## Challenge
Output all of the entries exactly as written.

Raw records
* BEGIN *

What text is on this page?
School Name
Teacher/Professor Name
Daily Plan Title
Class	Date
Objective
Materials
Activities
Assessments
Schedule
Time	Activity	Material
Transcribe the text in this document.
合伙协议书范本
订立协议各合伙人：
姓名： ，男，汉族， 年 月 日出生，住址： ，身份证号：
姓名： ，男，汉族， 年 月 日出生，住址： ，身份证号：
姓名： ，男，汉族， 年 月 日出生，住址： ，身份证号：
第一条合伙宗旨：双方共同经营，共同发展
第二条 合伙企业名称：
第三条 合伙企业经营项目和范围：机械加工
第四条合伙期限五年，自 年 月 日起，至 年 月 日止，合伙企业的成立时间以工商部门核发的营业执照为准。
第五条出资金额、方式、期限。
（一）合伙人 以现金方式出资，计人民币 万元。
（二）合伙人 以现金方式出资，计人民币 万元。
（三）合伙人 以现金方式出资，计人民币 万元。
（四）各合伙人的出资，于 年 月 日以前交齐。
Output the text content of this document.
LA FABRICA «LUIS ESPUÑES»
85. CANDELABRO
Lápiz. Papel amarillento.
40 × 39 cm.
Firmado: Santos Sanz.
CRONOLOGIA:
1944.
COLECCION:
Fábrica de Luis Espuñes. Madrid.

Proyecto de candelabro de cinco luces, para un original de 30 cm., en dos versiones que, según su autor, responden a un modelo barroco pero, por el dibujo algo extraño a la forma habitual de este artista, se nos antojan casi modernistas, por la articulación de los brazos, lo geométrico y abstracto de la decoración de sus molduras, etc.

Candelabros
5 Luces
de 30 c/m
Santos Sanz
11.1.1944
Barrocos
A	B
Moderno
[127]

* END *

## Correct answer
What text is on this page?
School Name
Teacher/Professor Name
Daily Plan Title
Class	Date
Objective
Materials
Activities
Assessments
Schedule
Time	Activity	Material
Transcribe the text in this document.
合伙协议书范本
订立协议各合伙人：
姓名： ，男，汉族， 年 月 日出生，住址： ，身份证号：
姓名： ，男，汉族， 年 月 日出生，住址： ，身份证号：
姓名： ，男，汉族， 年 月 日出生，住址： ，身份证号：
第一条合伙宗旨：双方共同经营，共同发展
第二条 合伙企业名称：
第三条 合伙企业经营项目和范围：机械加工
第四条合伙期限五年，自 年 月 日起，至 年 月 日止，合伙企业的成立时间以工商部门核发的营业执照为准。
第五条出资金额、方式、期限。
（一）合伙人 以现金方式出资，计人民币 万元。
（二）合伙人 以现金方式出资，计人民币 万元。
（三）合伙人 以现金方式出资，计人民币 万元。
（四）各合伙人的出资，于 年 月 日以前交齐。
Output the text content of this document.
LA FABRICA «LUIS ESPUÑES»
85. CANDELABRO
Lápiz. Papel amarillento.
40 × 39 cm.
Firmado: Santos Sanz.
CRONOLOGIA:
1944.
COLECCION:
Fábrica de Luis Espuñes. Madrid.

Proyecto de candelabro de cinco luces, para un original de 30 cm., en dos versiones que, según su autor, responden a un modelo barroco pero, por el dibujo algo extraño a la forma habitual de este artista, se nos antojan casi modernistas, por la articulación de los brazos, lo geométrico y abstracto de la decoración de sus molduras, etc.

Candelabros
5 Luces
de 30 c/m
Santos Sanz
11.1.1944
Barrocos
A	B
Moderno
[127]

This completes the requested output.